AIM ▸ Return all the entries exactly, keeping pictures out.

:: TASK INPUT ::

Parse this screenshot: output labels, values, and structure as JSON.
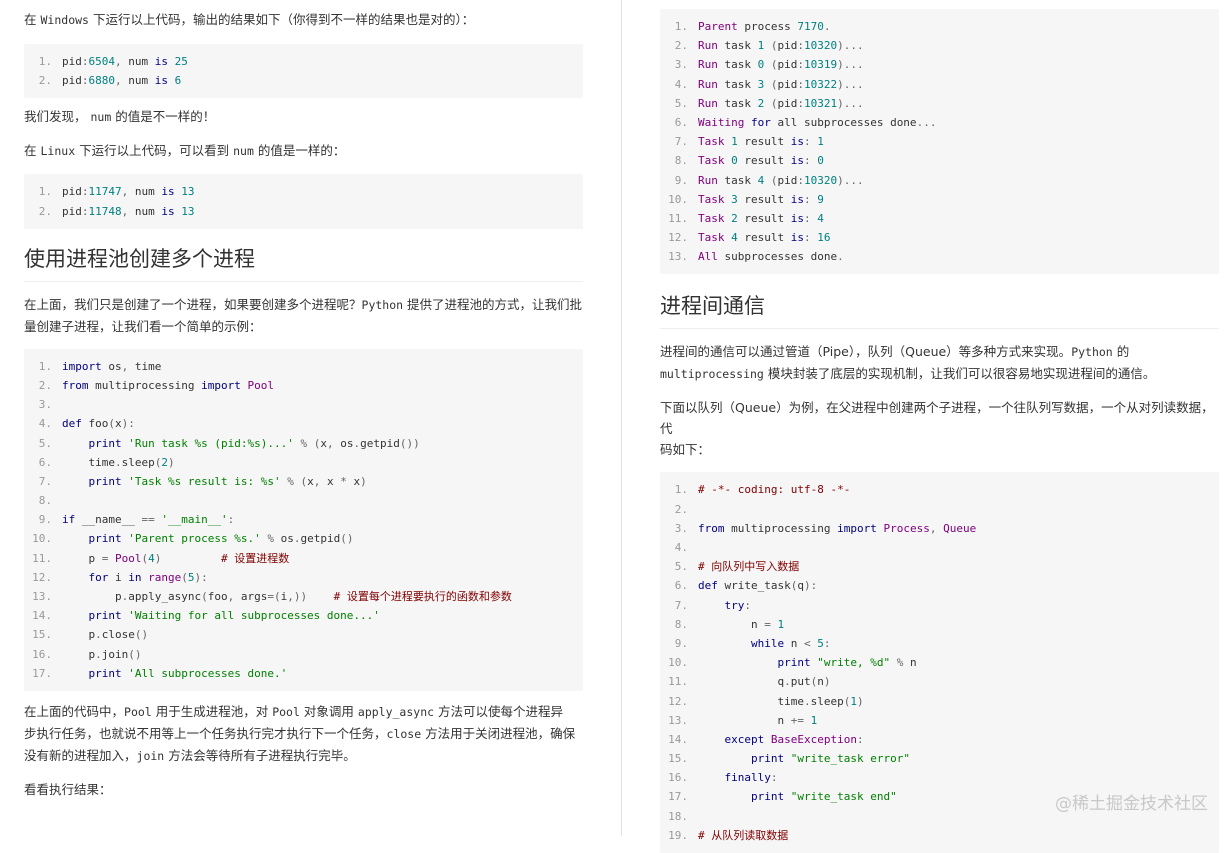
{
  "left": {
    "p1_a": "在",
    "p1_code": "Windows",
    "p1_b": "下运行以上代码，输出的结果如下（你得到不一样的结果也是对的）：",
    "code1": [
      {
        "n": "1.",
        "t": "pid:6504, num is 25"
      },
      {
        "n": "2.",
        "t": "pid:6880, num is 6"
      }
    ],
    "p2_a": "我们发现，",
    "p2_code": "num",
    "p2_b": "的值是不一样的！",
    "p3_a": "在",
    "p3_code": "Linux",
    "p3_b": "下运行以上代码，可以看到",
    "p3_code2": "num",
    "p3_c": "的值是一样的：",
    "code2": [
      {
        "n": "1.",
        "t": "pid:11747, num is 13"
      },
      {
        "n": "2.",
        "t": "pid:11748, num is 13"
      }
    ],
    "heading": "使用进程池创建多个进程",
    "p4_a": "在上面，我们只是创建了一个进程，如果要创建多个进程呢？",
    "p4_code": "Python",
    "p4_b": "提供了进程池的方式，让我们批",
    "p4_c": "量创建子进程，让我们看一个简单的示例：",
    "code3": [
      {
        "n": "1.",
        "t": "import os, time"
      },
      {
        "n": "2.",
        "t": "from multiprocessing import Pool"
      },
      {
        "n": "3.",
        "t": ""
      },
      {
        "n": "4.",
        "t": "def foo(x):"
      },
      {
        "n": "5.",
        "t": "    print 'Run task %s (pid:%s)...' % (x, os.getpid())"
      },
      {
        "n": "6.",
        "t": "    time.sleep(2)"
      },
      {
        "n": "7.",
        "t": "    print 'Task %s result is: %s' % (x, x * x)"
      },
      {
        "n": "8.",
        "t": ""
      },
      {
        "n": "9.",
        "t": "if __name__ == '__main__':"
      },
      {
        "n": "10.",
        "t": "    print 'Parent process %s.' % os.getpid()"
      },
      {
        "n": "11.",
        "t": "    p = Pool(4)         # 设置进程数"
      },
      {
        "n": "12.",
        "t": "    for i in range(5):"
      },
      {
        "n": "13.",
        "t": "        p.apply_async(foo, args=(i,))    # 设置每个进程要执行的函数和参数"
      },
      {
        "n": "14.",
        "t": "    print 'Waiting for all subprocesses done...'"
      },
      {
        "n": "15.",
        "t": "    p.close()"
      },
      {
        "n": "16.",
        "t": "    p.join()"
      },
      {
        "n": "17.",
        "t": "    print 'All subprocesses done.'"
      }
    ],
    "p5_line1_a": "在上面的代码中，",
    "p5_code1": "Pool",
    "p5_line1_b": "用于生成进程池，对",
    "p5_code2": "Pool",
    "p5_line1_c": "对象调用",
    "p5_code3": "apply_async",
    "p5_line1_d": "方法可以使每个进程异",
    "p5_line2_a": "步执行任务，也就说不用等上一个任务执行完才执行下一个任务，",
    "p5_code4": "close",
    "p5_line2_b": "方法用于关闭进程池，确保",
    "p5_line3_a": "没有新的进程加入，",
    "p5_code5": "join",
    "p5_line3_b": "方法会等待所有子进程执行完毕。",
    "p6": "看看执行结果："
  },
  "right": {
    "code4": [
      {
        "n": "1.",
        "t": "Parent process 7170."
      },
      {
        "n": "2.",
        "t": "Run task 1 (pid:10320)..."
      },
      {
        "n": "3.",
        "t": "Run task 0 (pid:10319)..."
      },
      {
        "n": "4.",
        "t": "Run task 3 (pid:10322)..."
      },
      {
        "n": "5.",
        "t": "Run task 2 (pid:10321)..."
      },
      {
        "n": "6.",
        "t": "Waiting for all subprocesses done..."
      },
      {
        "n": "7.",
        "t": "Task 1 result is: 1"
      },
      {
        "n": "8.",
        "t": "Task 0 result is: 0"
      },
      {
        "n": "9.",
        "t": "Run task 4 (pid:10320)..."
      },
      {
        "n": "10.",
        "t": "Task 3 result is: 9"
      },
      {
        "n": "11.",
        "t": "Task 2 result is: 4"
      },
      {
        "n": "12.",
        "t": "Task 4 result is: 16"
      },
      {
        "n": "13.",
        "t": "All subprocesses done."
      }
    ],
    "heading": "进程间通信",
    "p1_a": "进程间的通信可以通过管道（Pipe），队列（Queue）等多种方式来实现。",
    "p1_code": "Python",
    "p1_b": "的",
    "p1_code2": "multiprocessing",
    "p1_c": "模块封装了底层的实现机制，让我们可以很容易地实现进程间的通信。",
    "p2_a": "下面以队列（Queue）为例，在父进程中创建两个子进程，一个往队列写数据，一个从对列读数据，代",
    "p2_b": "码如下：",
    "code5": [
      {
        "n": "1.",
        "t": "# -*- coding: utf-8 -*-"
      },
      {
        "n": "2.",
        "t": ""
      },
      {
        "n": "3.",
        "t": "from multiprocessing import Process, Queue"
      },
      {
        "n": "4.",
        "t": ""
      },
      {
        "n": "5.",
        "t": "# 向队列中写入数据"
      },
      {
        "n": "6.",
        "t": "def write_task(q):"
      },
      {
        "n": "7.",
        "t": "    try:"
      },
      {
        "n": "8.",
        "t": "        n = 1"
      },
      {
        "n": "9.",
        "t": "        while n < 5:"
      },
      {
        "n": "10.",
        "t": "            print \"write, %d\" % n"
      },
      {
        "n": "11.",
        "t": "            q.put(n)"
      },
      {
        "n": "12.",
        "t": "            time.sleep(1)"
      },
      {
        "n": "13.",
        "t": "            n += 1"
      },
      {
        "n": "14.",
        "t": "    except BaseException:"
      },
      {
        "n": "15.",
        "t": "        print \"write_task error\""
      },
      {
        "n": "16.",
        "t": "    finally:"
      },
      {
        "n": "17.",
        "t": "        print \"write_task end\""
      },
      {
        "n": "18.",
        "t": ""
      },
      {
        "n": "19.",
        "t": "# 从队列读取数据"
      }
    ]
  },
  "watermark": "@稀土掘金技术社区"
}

:::

FULL OUTPUT ▸
Parse this screenshot: output labels, values, and structure as JSON.
{
  "left": {
    "p1_a": "在",
    "p1_code": "Windows",
    "p1_b": "下运行以上代码，输出的结果如下（你得到不一样的结果也是对的）：",
    "code1": [
      {
        "n": "1.",
        "t": "pid:6504, num is 25"
      },
      {
        "n": "2.",
        "t": "pid:6880, num is 6"
      }
    ],
    "p2_a": "我们发现，",
    "p2_code": "num",
    "p2_b": "的值是不一样的！",
    "p3_a": "在",
    "p3_code": "Linux",
    "p3_b": "下运行以上代码，可以看到",
    "p3_code2": "num",
    "p3_c": "的值是一样的：",
    "code2": [
      {
        "n": "1.",
        "t": "pid:11747, num is 13"
      },
      {
        "n": "2.",
        "t": "pid:11748, num is 13"
      }
    ],
    "heading": "使用进程池创建多个进程",
    "p4_a": "在上面，我们只是创建了一个进程，如果要创建多个进程呢？",
    "p4_code": "Python",
    "p4_b": "提供了进程池的方式，让我们批",
    "p4_c": "量创建子进程，让我们看一个简单的示例：",
    "code3": [
      {
        "n": "1.",
        "t": "import os, time"
      },
      {
        "n": "2.",
        "t": "from multiprocessing import Pool"
      },
      {
        "n": "3.",
        "t": ""
      },
      {
        "n": "4.",
        "t": "def foo(x):"
      },
      {
        "n": "5.",
        "t": "    print 'Run task %s (pid:%s)...' % (x, os.getpid())"
      },
      {
        "n": "6.",
        "t": "    time.sleep(2)"
      },
      {
        "n": "7.",
        "t": "    print 'Task %s result is: %s' % (x, x * x)"
      },
      {
        "n": "8.",
        "t": ""
      },
      {
        "n": "9.",
        "t": "if __name__ == '__main__':"
      },
      {
        "n": "10.",
        "t": "    print 'Parent process %s.' % os.getpid()"
      },
      {
        "n": "11.",
        "t": "    p = Pool(4)         # 设置进程数"
      },
      {
        "n": "12.",
        "t": "    for i in range(5):"
      },
      {
        "n": "13.",
        "t": "        p.apply_async(foo, args=(i,))    # 设置每个进程要执行的函数和参数"
      },
      {
        "n": "14.",
        "t": "    print 'Waiting for all subprocesses done...'"
      },
      {
        "n": "15.",
        "t": "    p.close()"
      },
      {
        "n": "16.",
        "t": "    p.join()"
      },
      {
        "n": "17.",
        "t": "    print 'All subprocesses done.'"
      }
    ],
    "p5_line1_a": "在上面的代码中，",
    "p5_code1": "Pool",
    "p5_line1_b": "用于生成进程池，对",
    "p5_code2": "Pool",
    "p5_line1_c": "对象调用",
    "p5_code3": "apply_async",
    "p5_line1_d": "方法可以使每个进程异",
    "p5_line2_a": "步执行任务，也就说不用等上一个任务执行完才执行下一个任务，",
    "p5_code4": "close",
    "p5_line2_b": "方法用于关闭进程池，确保",
    "p5_line3_a": "没有新的进程加入，",
    "p5_code5": "join",
    "p5_line3_b": "方法会等待所有子进程执行完毕。",
    "p6": "看看执行结果："
  },
  "right": {
    "code4": [
      {
        "n": "1.",
        "t": "Parent process 7170."
      },
      {
        "n": "2.",
        "t": "Run task 1 (pid:10320)..."
      },
      {
        "n": "3.",
        "t": "Run task 0 (pid:10319)..."
      },
      {
        "n": "4.",
        "t": "Run task 3 (pid:10322)..."
      },
      {
        "n": "5.",
        "t": "Run task 2 (pid:10321)..."
      },
      {
        "n": "6.",
        "t": "Waiting for all subprocesses done..."
      },
      {
        "n": "7.",
        "t": "Task 1 result is: 1"
      },
      {
        "n": "8.",
        "t": "Task 0 result is: 0"
      },
      {
        "n": "9.",
        "t": "Run task 4 (pid:10320)..."
      },
      {
        "n": "10.",
        "t": "Task 3 result is: 9"
      },
      {
        "n": "11.",
        "t": "Task 2 result is: 4"
      },
      {
        "n": "12.",
        "t": "Task 4 result is: 16"
      },
      {
        "n": "13.",
        "t": "All subprocesses done."
      }
    ],
    "heading": "进程间通信",
    "p1_a": "进程间的通信可以通过管道（Pipe），队列（Queue）等多种方式来实现。",
    "p1_code": "Python",
    "p1_b": "的",
    "p1_code2": "multiprocessing",
    "p1_c": "模块封装了底层的实现机制，让我们可以很容易地实现进程间的通信。",
    "p2_a": "下面以队列（Queue）为例，在父进程中创建两个子进程，一个往队列写数据，一个从对列读数据，代",
    "p2_b": "码如下：",
    "code5": [
      {
        "n": "1.",
        "t": "# -*- coding: utf-8 -*-"
      },
      {
        "n": "2.",
        "t": ""
      },
      {
        "n": "3.",
        "t": "from multiprocessing import Process, Queue"
      },
      {
        "n": "4.",
        "t": ""
      },
      {
        "n": "5.",
        "t": "# 向队列中写入数据"
      },
      {
        "n": "6.",
        "t": "def write_task(q):"
      },
      {
        "n": "7.",
        "t": "    try:"
      },
      {
        "n": "8.",
        "t": "        n = 1"
      },
      {
        "n": "9.",
        "t": "        while n < 5:"
      },
      {
        "n": "10.",
        "t": "            print \"write, %d\" % n"
      },
      {
        "n": "11.",
        "t": "            q.put(n)"
      },
      {
        "n": "12.",
        "t": "            time.sleep(1)"
      },
      {
        "n": "13.",
        "t": "            n += 1"
      },
      {
        "n": "14.",
        "t": "    except BaseException:"
      },
      {
        "n": "15.",
        "t": "        print \"write_task error\""
      },
      {
        "n": "16.",
        "t": "    finally:"
      },
      {
        "n": "17.",
        "t": "        print \"write_task end\""
      },
      {
        "n": "18.",
        "t": ""
      },
      {
        "n": "19.",
        "t": "# 从队列读取数据"
      }
    ]
  },
  "watermark": "@稀土掘金技术社区"
}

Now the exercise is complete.